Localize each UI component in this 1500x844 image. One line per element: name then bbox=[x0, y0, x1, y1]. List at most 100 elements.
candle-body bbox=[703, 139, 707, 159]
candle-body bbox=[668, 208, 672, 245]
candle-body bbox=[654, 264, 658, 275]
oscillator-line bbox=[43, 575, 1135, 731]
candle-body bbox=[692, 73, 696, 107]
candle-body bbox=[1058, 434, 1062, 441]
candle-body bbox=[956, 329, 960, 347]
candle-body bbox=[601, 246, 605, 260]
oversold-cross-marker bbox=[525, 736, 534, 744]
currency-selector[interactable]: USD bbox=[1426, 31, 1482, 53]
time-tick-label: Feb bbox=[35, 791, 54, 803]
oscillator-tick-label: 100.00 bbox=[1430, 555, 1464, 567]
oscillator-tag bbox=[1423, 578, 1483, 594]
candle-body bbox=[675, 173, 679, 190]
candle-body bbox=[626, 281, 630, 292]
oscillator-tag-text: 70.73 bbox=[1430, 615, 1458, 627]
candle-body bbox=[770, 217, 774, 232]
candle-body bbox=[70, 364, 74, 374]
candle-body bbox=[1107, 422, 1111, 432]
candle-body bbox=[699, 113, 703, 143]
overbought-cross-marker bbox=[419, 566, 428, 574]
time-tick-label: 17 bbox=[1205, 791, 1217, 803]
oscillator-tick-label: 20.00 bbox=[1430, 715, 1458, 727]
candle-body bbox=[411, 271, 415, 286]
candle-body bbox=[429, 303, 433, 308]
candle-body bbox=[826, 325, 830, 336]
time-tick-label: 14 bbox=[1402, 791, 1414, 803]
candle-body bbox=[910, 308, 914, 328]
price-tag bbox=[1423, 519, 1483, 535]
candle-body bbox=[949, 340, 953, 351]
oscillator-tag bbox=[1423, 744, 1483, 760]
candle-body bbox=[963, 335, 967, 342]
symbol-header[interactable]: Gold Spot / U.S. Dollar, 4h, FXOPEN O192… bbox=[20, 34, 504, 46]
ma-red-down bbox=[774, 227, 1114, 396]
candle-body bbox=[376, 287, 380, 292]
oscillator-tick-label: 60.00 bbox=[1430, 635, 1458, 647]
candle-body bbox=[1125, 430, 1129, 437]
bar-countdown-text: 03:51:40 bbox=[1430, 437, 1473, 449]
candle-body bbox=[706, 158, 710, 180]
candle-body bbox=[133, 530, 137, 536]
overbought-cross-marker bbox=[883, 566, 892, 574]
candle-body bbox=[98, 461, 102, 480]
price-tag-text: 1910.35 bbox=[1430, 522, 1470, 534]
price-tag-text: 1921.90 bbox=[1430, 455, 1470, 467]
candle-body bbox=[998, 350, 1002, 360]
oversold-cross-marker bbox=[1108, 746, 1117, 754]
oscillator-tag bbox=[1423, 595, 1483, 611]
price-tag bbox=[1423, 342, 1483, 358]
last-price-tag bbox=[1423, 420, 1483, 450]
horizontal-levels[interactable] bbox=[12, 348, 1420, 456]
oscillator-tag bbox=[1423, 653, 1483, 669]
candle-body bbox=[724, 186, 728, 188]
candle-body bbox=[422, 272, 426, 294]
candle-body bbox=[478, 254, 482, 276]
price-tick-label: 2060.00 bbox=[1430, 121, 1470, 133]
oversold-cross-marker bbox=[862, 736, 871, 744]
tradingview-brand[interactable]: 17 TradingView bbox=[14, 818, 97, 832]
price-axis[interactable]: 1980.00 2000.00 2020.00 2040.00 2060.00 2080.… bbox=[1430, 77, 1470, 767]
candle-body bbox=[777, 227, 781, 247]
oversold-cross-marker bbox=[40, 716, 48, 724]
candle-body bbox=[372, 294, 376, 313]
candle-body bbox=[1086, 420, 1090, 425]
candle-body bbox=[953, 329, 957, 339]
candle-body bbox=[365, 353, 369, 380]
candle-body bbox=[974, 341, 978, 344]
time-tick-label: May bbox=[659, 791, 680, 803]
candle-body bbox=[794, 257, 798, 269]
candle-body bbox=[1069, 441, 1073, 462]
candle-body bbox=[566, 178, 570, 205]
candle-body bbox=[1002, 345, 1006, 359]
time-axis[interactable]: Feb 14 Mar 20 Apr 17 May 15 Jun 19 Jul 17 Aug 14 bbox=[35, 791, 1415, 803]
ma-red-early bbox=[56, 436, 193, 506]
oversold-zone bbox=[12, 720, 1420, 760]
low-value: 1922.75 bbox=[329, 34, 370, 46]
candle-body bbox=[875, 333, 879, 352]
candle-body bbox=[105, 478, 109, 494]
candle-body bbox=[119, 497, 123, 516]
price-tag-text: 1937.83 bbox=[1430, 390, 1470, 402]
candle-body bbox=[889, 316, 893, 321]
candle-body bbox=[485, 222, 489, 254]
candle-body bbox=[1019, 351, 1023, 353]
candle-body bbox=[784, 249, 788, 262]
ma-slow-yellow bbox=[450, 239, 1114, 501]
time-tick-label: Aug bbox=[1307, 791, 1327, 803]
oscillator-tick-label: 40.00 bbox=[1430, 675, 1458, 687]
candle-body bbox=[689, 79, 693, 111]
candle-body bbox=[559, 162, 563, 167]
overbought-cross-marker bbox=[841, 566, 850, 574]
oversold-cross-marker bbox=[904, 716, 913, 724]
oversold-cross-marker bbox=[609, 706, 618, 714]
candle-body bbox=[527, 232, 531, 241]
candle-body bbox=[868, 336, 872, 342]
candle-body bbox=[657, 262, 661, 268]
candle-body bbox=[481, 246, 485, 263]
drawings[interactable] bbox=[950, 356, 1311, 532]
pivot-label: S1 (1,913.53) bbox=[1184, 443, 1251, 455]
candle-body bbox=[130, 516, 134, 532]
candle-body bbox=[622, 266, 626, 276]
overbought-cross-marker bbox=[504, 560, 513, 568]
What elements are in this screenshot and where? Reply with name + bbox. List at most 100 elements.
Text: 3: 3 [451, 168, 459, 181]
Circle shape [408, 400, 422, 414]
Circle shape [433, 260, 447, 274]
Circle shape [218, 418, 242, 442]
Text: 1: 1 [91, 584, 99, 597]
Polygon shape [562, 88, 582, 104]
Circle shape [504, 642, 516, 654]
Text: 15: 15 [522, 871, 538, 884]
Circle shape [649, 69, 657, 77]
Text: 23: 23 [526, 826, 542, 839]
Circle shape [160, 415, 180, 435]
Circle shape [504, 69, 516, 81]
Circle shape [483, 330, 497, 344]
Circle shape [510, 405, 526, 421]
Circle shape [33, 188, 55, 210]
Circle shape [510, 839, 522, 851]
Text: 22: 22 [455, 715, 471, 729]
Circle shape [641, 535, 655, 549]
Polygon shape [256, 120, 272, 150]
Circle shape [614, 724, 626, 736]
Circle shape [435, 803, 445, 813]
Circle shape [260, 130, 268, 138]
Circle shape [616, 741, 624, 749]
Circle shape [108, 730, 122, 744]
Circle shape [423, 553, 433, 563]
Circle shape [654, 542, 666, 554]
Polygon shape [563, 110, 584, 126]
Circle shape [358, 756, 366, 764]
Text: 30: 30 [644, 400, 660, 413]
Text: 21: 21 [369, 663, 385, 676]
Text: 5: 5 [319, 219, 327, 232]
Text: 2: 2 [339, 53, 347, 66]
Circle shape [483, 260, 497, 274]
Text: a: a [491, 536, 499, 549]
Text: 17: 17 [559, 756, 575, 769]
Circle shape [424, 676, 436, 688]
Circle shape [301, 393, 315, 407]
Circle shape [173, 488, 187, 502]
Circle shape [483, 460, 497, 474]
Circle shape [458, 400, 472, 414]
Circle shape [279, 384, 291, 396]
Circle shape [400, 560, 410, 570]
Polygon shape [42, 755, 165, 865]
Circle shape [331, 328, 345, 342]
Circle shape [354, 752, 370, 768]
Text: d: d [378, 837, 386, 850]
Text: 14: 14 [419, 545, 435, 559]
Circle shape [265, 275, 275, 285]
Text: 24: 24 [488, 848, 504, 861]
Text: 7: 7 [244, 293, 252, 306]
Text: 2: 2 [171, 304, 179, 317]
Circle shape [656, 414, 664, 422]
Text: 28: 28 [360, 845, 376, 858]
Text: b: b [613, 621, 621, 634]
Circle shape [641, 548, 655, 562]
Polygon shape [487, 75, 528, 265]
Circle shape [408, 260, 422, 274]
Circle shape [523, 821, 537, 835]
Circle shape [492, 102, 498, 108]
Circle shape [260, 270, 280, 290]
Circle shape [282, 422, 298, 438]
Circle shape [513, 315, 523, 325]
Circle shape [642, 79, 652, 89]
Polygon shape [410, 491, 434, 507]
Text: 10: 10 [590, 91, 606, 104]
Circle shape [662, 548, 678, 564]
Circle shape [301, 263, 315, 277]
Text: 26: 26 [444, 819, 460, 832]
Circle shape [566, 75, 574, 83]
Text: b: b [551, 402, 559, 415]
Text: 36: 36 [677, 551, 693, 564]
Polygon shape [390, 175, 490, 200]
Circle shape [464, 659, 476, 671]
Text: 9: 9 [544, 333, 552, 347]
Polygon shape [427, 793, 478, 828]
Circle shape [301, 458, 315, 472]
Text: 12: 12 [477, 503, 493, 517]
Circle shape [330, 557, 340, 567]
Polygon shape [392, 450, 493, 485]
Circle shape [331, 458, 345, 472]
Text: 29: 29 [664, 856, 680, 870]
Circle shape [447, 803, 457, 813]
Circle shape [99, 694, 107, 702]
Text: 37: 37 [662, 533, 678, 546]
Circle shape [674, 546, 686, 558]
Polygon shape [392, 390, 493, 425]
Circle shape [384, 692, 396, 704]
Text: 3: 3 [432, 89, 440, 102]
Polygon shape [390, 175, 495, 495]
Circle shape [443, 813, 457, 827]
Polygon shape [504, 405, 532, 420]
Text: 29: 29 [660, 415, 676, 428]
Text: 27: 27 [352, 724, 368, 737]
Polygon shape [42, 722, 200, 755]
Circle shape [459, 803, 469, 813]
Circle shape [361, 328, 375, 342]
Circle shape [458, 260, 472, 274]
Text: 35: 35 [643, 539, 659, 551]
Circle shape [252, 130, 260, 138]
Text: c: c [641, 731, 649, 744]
________________________________________
Copy out the stretch of the records from the very first line through the line containing "overbought-cross-marker bbox=[419, 566, 428, 574]", with both ends included and every line unchanged.

**ANSWER TO THIS PROBLEM**
Localize each UI component in this 1500x844 image. One line per element: name then bbox=[x0, y0, x1, y1]. List at most 100 elements.
candle-body bbox=[703, 139, 707, 159]
candle-body bbox=[668, 208, 672, 245]
candle-body bbox=[654, 264, 658, 275]
oscillator-line bbox=[43, 575, 1135, 731]
candle-body bbox=[692, 73, 696, 107]
candle-body bbox=[1058, 434, 1062, 441]
candle-body bbox=[956, 329, 960, 347]
candle-body bbox=[601, 246, 605, 260]
oversold-cross-marker bbox=[525, 736, 534, 744]
currency-selector[interactable]: USD bbox=[1426, 31, 1482, 53]
time-tick-label: Feb bbox=[35, 791, 54, 803]
oscillator-tick-label: 100.00 bbox=[1430, 555, 1464, 567]
oscillator-tag bbox=[1423, 578, 1483, 594]
candle-body bbox=[675, 173, 679, 190]
candle-body bbox=[626, 281, 630, 292]
oscillator-tag-text: 70.73 bbox=[1430, 615, 1458, 627]
candle-body bbox=[770, 217, 774, 232]
candle-body bbox=[70, 364, 74, 374]
candle-body bbox=[1107, 422, 1111, 432]
candle-body bbox=[699, 113, 703, 143]
overbought-cross-marker bbox=[419, 566, 428, 574]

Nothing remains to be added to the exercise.